# SET PROBLEM
For each line below that includes the word "GetSumm", make a copy.

(Extracted records)
§
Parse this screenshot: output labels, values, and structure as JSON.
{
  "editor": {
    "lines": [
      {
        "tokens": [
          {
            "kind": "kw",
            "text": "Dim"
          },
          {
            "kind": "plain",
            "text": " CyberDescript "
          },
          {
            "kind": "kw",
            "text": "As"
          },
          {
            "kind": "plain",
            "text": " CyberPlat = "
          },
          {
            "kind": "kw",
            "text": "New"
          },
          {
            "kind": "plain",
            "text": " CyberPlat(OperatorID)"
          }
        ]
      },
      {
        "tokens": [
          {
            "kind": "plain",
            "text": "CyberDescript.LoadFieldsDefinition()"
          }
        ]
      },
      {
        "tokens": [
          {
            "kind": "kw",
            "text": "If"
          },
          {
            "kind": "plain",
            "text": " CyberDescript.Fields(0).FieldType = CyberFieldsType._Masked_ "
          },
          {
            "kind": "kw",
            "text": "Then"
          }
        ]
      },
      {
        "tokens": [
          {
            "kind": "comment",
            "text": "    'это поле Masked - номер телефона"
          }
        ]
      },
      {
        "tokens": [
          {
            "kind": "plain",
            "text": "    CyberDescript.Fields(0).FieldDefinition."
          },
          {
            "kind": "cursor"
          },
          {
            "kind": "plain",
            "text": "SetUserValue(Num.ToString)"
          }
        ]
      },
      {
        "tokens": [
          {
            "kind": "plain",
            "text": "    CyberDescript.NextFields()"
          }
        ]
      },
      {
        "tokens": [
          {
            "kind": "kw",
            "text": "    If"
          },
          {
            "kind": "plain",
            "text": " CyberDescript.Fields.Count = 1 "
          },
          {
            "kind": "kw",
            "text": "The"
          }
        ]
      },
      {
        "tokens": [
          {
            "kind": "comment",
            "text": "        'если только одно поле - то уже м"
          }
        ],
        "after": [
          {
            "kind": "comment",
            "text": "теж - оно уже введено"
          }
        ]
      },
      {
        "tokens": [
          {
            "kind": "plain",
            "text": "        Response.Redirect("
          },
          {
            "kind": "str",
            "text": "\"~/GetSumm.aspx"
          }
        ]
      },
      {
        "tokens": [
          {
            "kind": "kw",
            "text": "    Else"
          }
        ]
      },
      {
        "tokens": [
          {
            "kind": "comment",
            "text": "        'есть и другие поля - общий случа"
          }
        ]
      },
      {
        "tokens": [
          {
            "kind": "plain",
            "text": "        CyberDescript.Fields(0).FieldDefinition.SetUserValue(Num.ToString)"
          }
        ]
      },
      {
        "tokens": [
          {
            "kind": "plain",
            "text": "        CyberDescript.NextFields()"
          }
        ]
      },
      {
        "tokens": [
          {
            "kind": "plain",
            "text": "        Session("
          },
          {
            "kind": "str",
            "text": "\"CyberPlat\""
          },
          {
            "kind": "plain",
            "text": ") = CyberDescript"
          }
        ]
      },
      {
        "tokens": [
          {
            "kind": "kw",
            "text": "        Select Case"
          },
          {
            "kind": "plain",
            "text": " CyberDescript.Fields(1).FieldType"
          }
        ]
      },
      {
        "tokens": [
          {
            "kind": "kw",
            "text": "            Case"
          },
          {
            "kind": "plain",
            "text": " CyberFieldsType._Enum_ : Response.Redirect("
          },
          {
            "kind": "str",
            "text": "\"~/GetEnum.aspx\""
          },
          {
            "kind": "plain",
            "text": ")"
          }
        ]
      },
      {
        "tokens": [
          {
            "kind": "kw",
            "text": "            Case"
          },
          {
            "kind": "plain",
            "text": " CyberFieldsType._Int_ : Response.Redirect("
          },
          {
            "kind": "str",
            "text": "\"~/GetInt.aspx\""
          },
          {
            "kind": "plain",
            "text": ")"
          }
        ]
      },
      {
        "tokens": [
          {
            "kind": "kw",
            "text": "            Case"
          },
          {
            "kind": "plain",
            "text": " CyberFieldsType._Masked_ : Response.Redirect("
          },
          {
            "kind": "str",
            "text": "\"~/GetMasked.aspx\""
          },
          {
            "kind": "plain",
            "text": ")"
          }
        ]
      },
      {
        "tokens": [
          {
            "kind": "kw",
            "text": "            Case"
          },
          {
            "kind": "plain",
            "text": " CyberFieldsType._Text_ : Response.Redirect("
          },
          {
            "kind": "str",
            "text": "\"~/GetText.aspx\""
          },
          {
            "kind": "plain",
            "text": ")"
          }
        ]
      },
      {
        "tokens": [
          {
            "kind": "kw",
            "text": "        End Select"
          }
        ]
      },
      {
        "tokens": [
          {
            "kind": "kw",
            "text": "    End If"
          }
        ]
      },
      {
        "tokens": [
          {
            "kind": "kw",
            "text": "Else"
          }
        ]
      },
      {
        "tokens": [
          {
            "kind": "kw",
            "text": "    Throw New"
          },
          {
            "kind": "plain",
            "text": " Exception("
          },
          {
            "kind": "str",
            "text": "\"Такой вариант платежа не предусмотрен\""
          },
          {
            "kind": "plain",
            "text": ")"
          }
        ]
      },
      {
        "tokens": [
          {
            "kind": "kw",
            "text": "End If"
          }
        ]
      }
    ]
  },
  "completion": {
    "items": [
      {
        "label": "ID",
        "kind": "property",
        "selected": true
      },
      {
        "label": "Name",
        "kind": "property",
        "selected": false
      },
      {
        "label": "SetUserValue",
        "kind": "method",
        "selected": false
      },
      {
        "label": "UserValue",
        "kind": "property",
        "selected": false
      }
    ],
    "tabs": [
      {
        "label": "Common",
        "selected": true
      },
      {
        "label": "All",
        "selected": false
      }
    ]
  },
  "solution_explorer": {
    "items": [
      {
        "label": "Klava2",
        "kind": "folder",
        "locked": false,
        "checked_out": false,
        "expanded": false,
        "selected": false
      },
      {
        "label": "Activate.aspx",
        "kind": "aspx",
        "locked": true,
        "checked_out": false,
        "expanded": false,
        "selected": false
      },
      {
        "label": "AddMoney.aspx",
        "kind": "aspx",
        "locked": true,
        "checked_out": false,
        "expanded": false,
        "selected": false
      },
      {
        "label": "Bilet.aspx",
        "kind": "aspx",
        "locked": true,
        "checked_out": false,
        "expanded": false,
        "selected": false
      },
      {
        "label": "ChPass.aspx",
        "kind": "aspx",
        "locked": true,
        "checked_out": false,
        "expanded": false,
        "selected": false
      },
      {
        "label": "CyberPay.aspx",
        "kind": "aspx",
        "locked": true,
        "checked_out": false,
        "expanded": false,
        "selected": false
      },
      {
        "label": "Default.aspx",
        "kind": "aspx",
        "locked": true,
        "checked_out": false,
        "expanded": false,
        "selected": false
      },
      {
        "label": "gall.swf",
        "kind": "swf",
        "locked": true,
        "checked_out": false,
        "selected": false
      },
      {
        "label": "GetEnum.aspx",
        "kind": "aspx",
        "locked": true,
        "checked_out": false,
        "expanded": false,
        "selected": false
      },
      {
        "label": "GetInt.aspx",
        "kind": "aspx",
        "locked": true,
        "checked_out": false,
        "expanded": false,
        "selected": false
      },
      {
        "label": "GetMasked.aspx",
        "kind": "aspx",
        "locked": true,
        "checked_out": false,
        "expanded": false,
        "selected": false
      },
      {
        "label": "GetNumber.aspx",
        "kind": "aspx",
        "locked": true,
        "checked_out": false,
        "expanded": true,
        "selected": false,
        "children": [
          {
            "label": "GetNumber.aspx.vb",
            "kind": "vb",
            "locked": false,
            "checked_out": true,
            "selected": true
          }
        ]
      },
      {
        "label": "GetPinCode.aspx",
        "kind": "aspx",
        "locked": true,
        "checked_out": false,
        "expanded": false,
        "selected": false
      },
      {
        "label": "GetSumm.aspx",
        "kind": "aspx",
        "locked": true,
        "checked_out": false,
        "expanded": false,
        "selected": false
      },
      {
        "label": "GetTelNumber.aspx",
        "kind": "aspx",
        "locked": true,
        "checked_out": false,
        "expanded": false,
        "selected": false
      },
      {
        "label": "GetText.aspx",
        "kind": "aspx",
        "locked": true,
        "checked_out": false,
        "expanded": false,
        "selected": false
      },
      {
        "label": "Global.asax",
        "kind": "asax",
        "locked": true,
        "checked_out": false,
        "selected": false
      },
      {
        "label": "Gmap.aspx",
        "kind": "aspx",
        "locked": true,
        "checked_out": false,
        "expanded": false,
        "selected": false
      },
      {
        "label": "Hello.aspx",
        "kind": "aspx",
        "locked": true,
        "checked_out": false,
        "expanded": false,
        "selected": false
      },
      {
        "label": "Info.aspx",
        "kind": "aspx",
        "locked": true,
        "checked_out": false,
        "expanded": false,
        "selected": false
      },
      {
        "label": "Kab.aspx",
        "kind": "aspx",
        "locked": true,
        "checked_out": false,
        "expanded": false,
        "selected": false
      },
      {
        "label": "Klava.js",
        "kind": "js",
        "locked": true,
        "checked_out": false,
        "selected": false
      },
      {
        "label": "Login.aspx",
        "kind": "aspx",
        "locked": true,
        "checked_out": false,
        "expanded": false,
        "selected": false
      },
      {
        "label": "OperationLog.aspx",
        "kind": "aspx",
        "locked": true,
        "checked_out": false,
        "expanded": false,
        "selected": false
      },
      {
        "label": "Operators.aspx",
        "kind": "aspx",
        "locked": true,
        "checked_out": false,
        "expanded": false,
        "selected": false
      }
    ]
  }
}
§
# EXERCISE RESPONSE
            "text": "\"~/GetSumm.aspx"
        "label": "GetSumm.aspx",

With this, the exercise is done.